* [Task goal]: Each entry must appear again exactly as it does in the source.

═══ Records provided ═══

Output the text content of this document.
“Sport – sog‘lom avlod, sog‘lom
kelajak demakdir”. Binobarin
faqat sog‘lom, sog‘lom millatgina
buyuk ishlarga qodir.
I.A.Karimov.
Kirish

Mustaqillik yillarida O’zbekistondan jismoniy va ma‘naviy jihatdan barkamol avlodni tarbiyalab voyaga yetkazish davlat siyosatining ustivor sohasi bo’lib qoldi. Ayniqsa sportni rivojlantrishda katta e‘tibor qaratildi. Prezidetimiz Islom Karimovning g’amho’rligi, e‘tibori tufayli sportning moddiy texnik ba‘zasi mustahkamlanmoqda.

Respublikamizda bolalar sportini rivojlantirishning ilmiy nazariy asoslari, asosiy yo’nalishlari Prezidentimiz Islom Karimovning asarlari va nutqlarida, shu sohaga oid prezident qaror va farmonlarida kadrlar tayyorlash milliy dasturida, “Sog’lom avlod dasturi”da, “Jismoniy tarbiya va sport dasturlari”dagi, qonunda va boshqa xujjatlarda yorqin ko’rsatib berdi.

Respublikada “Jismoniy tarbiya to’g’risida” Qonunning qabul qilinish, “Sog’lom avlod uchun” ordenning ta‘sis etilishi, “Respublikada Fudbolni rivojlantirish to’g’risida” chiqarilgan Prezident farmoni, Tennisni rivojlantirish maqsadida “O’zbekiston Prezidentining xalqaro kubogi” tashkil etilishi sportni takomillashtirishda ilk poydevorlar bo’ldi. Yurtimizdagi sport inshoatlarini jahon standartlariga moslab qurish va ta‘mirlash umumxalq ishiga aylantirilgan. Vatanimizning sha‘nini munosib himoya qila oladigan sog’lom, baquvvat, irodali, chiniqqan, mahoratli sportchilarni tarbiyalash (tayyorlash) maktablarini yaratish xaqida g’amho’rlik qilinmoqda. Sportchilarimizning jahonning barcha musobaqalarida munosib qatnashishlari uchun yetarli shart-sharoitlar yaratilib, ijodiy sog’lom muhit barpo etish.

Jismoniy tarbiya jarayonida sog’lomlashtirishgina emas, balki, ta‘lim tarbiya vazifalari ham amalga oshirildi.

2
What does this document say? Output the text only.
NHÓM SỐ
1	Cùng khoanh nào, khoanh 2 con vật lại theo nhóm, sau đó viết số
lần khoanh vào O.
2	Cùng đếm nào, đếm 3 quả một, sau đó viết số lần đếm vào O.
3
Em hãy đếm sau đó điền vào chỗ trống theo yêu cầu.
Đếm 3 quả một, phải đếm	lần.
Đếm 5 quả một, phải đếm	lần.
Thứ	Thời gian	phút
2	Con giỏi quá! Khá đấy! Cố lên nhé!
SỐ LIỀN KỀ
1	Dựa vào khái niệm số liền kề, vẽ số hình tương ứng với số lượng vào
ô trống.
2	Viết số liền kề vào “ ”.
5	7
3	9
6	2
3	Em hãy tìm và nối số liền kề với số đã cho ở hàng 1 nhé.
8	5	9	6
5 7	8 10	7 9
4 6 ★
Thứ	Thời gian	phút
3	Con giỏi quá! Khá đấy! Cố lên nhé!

═══

* [Written solution]:
Output the text content of this document.
“Sport – sog‘lom avlod, sog‘lom
kelajak demakdir”. Binobarin
faqat sog‘lom, sog‘lom millatgina
buyuk ishlarga qodir.
I.A.Karimov.
Kirish

Mustaqillik yillarida O’zbekistondan jismoniy va ma‘naviy jihatdan barkamol avlodni tarbiyalab voyaga yetkazish davlat siyosatining ustivor sohasi bo’lib qoldi. Ayniqsa sportni rivojlantrishda katta e‘tibor qaratildi. Prezidetimiz Islom Karimovning g’amho’rligi, e‘tibori tufayli sportning moddiy texnik ba‘zasi mustahkamlanmoqda.

Respublikamizda bolalar sportini rivojlantirishning ilmiy nazariy asoslari, asosiy yo’nalishlari Prezidentimiz Islom Karimovning asarlari va nutqlarida, shu sohaga oid prezident qaror va farmonlarida kadrlar tayyorlash milliy dasturida, “Sog’lom avlod dasturi”da, “Jismoniy tarbiya va sport dasturlari”dagi, qonunda va boshqa xujjatlarda yorqin ko’rsatib berdi.

Respublikada “Jismoniy tarbiya to’g’risida” Qonunning qabul qilinish, “Sog’lom avlod uchun” ordenning ta‘sis etilishi, “Respublikada Fudbolni rivojlantirish to’g’risida” chiqarilgan Prezident farmoni, Tennisni rivojlantirish maqsadida “O’zbekiston Prezidentining xalqaro kubogi” tashkil etilishi sportni takomillashtirishda ilk poydevorlar bo’ldi. Yurtimizdagi sport inshoatlarini jahon standartlariga moslab qurish va ta‘mirlash umumxalq ishiga aylantirilgan. Vatanimizning sha‘nini munosib himoya qila oladigan sog’lom, baquvvat, irodali, chiniqqan, mahoratli sportchilarni tarbiyalash (tayyorlash) maktablarini yaratish xaqida g’amho’rlik qilinmoqda. Sportchilarimizning jahonning barcha musobaqalarida munosib qatnashishlari uchun yetarli shart-sharoitlar yaratilib, ijodiy sog’lom muhit barpo etish.

Jismoniy tarbiya jarayonida sog’lomlashtirishgina emas, balki, ta‘lim tarbiya vazifalari ham amalga oshirildi.

2
What does this document say? Output the text only.
NHÓM SỐ
1	Cùng khoanh nào, khoanh 2 con vật lại theo nhóm, sau đó viết số
lần khoanh vào O.
2	Cùng đếm nào, đếm 3 quả một, sau đó viết số lần đếm vào O.
3
Em hãy đếm sau đó điền vào chỗ trống theo yêu cầu.
Đếm 3 quả một, phải đếm	lần.
Đếm 5 quả một, phải đếm	lần.
Thứ	Thời gian	phút
2	Con giỏi quá! Khá đấy! Cố lên nhé!
SỐ LIỀN KỀ
1	Dựa vào khái niệm số liền kề, vẽ số hình tương ứng với số lượng vào
ô trống.
2	Viết số liền kề vào “ ”.
5	7
3	9
6	2
3	Em hãy tìm và nối số liền kề với số đã cho ở hàng 1 nhé.
8	5	9	6
5 7	8 10	7 9
4 6 ★
Thứ	Thời gian	phút
3	Con giỏi quá! Khá đấy! Cố lên nhé!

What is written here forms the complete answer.